"""

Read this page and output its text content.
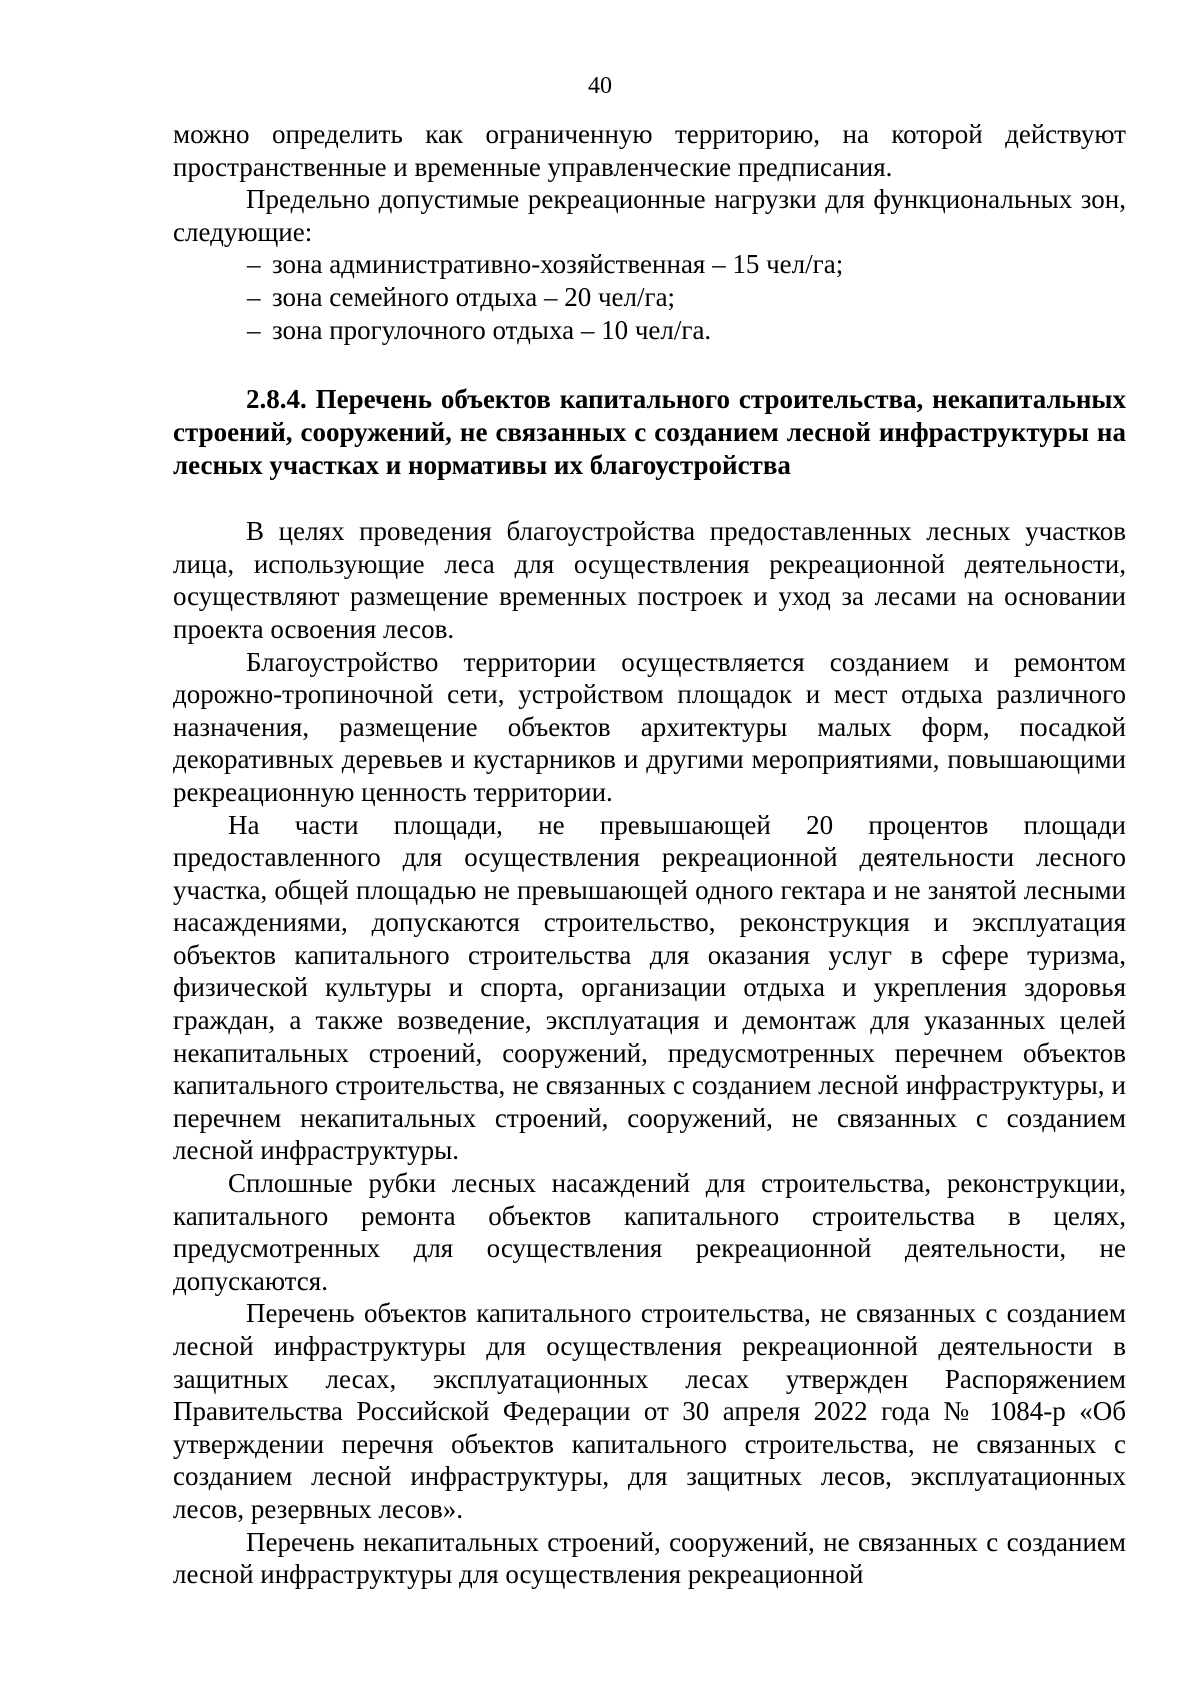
40

можно определить как ограниченную территорию, на которой действуют пространственные и временные управленческие предписания.

Предельно допустимые рекреационные нагрузки для функциональных зон, следующие:

– зона административно-хозяйственная – 15 чел/га;
– зона семейного отдыха – 20 чел/га;
– зона прогулочного отдыха – 10 чел/га.

2.8.4. Перечень объектов капитального строительства, некапитальных строений, сооружений, не связанных с созданием лесной инфраструктуры на лесных участках и нормативы их благоустройства

В целях проведения благоустройства предоставленных лесных участков лица, использующие леса для осуществления рекреационной деятельности, осуществляют размещение временных построек и уход за лесами на основании проекта освоения лесов.

Благоустройство территории осуществляется созданием и ремонтом дорожно-тропиночной сети, устройством площадок и мест отдыха различного назначения, размещение объектов архитектуры малых форм, посадкой декоративных деревьев и кустарников и другими мероприятиями, повышающими рекреационную ценность территории.

На части площади, не превышающей 20 процентов площади предоставленного для осуществления рекреационной деятельности лесного участка, общей площадью не превышающей одного гектара и не занятой лесными насаждениями, допускаются строительство, реконструкция и эксплуатация объектов капитального строительства для оказания услуг в сфере туризма, физической культуры и спорта, организации отдыха и укрепления здоровья граждан, а также возведение, эксплуатация и демонтаж для указанных целей некапитальных строений, сооружений, предусмотренных перечнем объектов капитального строительства, не связанных с созданием лесной инфраструктуры, и перечнем некапитальных строений, сооружений, не связанных с созданием лесной инфраструктуры.

Сплошные рубки лесных насаждений для строительства, реконструкции, капитального ремонта объектов капитального строительства в целях, предусмотренных для осуществления рекреационной деятельности, не допускаются.

Перечень объектов капитального строительства, не связанных с созданием лесной инфраструктуры для осуществления рекреационной деятельности в защитных лесах, эксплуатационных лесах утвержден Распоряжением Правительства Российской Федерации от 30 апреля 2022 года № 1084-р «Об утверждении перечня объектов капитального строительства, не связанных с созданием лесной инфраструктуры, для защитных лесов, эксплуатационных лесов, резервных лесов».

Перечень некапитальных строений, сооружений, не связанных с созданием лесной инфраструктуры для осуществления рекреационной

"""

Work required:
Transcribe the whole listing exactly. Pictures are excluded.

Final answer:
Read this page and output its text content.
40

можно определить как ограниченную территорию, на которой действуют пространственные и временные управленческие предписания.

Предельно допустимые рекреационные нагрузки для функциональных зон, следующие:

– зона административно-хозяйственная – 15 чел/га;
– зона семейного отдыха – 20 чел/га;
– зона прогулочного отдыха – 10 чел/га.

2.8.4. Перечень объектов капитального строительства, некапитальных строений, сооружений, не связанных с созданием лесной инфраструктуры на лесных участках и нормативы их благоустройства

В целях проведения благоустройства предоставленных лесных участков лица, использующие леса для осуществления рекреационной деятельности, осуществляют размещение временных построек и уход за лесами на основании проекта освоения лесов.

Благоустройство территории осуществляется созданием и ремонтом дорожно-тропиночной сети, устройством площадок и мест отдыха различного назначения, размещение объектов архитектуры малых форм, посадкой декоративных деревьев и кустарников и другими мероприятиями, повышающими рекреационную ценность территории.

На части площади, не превышающей 20 процентов площади предоставленного для осуществления рекреационной деятельности лесного участка, общей площадью не превышающей одного гектара и не занятой лесными насаждениями, допускаются строительство, реконструкция и эксплуатация объектов капитального строительства для оказания услуг в сфере туризма, физической культуры и спорта, организации отдыха и укрепления здоровья граждан, а также возведение, эксплуатация и демонтаж для указанных целей некапитальных строений, сооружений, предусмотренных перечнем объектов капитального строительства, не связанных с созданием лесной инфраструктуры, и перечнем некапитальных строений, сооружений, не связанных с созданием лесной инфраструктуры.

Сплошные рубки лесных насаждений для строительства, реконструкции, капитального ремонта объектов капитального строительства в целях, предусмотренных для осуществления рекреационной деятельности, не допускаются.

Перечень объектов капитального строительства, не связанных с созданием лесной инфраструктуры для осуществления рекреационной деятельности в защитных лесах, эксплуатационных лесах утвержден Распоряжением Правительства Российской Федерации от 30 апреля 2022 года № 1084-р «Об утверждении перечня объектов капитального строительства, не связанных с созданием лесной инфраструктуры, для защитных лесов, эксплуатационных лесов, резервных лесов».

Перечень некапитальных строений, сооружений, не связанных с созданием лесной инфраструктуры для осуществления рекреационной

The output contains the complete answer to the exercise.